- [What you need to do]:
Check every line of the data for the word "ますらお", and copy those that have it.
Record excerpts section start
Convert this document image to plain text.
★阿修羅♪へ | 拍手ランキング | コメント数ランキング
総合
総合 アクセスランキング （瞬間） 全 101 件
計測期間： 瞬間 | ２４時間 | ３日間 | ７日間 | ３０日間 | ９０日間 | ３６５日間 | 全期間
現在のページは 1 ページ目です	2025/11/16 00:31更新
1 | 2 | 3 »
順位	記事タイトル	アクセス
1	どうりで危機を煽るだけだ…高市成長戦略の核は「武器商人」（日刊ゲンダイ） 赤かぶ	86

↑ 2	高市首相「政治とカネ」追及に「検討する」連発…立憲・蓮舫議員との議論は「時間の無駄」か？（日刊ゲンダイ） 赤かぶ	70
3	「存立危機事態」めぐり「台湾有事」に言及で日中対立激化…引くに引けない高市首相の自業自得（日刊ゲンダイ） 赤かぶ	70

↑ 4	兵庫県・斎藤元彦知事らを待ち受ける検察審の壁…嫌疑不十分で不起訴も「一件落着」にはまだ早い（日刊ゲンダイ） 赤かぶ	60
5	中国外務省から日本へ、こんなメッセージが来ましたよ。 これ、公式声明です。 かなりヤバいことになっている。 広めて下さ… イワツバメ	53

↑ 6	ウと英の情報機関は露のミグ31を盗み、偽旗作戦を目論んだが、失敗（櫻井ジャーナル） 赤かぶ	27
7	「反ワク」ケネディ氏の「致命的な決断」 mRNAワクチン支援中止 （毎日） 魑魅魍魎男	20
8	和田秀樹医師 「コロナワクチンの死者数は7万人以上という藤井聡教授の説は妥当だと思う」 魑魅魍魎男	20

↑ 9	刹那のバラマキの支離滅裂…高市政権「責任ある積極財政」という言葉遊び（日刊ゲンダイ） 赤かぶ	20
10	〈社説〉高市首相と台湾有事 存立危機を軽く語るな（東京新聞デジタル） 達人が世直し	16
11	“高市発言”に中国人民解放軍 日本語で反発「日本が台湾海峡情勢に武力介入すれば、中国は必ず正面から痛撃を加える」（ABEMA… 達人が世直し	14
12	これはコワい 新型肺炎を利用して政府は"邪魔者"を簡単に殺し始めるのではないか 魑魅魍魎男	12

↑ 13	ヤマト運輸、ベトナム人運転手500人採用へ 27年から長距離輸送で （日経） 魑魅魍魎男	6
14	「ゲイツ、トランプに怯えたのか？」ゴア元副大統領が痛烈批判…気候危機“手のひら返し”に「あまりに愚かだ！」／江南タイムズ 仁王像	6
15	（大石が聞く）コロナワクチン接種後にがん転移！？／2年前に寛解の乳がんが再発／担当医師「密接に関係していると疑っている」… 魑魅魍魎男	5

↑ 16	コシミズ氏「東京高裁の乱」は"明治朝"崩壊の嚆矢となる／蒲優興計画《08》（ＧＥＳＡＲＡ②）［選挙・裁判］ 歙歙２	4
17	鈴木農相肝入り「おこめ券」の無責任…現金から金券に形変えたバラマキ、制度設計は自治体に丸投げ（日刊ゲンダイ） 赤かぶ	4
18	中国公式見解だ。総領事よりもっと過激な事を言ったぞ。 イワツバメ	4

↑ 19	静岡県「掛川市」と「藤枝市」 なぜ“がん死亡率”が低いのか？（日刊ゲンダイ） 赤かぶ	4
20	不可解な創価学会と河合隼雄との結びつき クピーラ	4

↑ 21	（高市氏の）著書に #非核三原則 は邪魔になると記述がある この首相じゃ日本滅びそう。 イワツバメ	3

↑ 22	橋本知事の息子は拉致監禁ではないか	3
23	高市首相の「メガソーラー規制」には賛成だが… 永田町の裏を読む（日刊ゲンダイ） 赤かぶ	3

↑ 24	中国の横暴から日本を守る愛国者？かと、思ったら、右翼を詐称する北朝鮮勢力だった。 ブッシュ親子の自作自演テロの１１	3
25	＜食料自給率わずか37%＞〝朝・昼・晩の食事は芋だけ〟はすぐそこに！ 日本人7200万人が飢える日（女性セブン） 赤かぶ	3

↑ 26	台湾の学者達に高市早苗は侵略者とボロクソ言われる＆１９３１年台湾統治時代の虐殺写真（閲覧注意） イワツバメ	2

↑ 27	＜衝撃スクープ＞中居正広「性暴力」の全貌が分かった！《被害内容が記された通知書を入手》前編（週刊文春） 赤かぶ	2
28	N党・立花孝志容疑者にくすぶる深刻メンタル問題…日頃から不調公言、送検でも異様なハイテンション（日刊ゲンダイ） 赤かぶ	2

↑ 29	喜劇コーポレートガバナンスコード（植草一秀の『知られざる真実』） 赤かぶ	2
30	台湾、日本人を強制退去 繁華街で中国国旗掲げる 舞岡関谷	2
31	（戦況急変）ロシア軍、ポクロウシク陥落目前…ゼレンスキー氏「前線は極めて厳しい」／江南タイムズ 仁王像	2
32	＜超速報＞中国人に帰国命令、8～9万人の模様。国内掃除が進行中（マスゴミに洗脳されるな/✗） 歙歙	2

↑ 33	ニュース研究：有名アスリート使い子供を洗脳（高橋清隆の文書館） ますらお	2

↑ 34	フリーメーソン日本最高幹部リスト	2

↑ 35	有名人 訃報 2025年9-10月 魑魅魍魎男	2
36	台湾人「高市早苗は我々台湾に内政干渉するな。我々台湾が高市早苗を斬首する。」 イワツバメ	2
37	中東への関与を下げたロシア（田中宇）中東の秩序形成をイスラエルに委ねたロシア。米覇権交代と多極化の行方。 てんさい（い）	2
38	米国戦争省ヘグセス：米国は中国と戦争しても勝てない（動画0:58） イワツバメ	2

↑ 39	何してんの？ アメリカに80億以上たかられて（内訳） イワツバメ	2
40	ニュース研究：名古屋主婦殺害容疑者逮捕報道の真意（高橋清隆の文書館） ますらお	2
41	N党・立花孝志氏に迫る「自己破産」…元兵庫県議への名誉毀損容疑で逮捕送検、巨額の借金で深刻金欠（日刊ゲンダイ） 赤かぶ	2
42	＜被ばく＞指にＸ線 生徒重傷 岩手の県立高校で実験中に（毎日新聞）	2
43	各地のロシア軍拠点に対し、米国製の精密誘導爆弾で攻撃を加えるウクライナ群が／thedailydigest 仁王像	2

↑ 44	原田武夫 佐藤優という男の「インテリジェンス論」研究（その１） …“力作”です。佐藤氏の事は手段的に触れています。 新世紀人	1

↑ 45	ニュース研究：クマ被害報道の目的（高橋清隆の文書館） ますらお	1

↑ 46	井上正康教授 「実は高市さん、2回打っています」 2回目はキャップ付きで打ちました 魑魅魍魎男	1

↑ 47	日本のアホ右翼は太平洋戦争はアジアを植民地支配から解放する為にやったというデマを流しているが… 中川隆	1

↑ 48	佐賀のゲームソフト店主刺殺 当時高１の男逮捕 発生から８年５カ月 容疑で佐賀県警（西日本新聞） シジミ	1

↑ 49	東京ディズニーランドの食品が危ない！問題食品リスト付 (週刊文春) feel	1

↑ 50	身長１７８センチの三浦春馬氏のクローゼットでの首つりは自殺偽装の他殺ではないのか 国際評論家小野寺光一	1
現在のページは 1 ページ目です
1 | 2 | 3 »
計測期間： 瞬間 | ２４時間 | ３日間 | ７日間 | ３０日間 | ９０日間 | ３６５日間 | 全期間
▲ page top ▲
Record excerpts section end
- [Solved problem]:
↑ 33	ニュース研究：有名アスリート使い子供を洗脳（高橋清隆の文書館） ますらお	2
40	ニュース研究：名古屋主婦殺害容疑者逮捕報道の真意（高橋清隆の文書館） ますらお	2
↑ 45	ニュース研究：クマ被害報道の目的（高橋清隆の文書館） ますらお	1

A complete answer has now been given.